» WHAT THE EXERCISE ASKS:
From the listing below, select every line where the word "text" appears.
━━ RECORDS
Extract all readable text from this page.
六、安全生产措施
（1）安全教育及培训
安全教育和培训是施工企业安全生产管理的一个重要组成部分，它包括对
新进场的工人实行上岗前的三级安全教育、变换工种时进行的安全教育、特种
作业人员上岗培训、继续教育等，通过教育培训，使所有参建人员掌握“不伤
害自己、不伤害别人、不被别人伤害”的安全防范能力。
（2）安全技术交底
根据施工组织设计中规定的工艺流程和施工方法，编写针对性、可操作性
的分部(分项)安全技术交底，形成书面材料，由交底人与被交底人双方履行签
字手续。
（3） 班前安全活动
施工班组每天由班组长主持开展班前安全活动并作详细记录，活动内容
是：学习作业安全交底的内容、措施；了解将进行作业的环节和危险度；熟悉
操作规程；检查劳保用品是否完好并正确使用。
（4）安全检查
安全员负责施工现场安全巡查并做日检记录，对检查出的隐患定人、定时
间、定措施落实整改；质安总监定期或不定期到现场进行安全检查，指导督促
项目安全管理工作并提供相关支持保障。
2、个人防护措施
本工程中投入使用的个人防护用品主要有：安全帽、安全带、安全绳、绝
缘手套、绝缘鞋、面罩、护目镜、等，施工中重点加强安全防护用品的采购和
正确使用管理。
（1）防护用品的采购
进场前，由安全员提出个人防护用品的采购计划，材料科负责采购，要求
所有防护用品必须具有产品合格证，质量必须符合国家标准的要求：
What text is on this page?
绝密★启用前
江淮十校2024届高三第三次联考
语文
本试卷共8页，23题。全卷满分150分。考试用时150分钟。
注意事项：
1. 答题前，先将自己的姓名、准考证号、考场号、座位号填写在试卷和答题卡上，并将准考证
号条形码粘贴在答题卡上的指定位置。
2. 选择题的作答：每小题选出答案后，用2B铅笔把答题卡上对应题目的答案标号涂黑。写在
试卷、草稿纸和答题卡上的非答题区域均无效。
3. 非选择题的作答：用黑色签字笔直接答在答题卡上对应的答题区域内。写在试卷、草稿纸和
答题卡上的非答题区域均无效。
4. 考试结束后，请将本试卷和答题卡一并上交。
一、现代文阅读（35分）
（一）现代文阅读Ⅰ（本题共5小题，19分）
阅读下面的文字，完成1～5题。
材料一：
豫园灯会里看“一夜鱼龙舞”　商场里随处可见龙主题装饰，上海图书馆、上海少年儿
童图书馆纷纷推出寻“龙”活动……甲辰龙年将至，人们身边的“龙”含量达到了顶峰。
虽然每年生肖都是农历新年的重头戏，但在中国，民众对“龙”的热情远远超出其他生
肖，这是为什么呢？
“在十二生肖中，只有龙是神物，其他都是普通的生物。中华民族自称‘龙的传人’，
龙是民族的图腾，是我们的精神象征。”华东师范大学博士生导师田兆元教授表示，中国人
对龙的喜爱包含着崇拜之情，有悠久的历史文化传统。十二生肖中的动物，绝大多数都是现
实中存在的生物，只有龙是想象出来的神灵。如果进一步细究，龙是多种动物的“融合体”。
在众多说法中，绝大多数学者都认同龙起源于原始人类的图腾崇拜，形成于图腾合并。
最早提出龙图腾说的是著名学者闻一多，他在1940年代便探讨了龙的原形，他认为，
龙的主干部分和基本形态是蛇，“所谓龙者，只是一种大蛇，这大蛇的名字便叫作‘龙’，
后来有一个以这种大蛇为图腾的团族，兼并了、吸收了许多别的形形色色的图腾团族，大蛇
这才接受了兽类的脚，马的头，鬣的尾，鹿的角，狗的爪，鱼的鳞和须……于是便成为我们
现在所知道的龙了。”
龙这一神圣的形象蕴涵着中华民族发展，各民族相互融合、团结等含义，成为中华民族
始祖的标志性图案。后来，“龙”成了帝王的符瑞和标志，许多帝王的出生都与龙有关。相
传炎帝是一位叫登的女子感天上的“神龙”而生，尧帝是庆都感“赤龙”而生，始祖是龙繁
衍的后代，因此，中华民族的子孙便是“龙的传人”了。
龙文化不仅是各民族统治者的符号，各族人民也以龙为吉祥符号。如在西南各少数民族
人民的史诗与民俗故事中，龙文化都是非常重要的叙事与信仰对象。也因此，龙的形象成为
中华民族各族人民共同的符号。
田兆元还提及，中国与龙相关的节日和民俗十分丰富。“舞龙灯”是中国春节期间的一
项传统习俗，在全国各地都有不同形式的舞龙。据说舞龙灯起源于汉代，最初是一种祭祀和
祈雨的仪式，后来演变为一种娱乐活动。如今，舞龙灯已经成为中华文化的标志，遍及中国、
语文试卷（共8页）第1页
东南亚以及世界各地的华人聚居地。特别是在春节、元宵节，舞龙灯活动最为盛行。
━━━━
» TASK OUTPUT:
Extract all readable text from this page.
What text is on this page?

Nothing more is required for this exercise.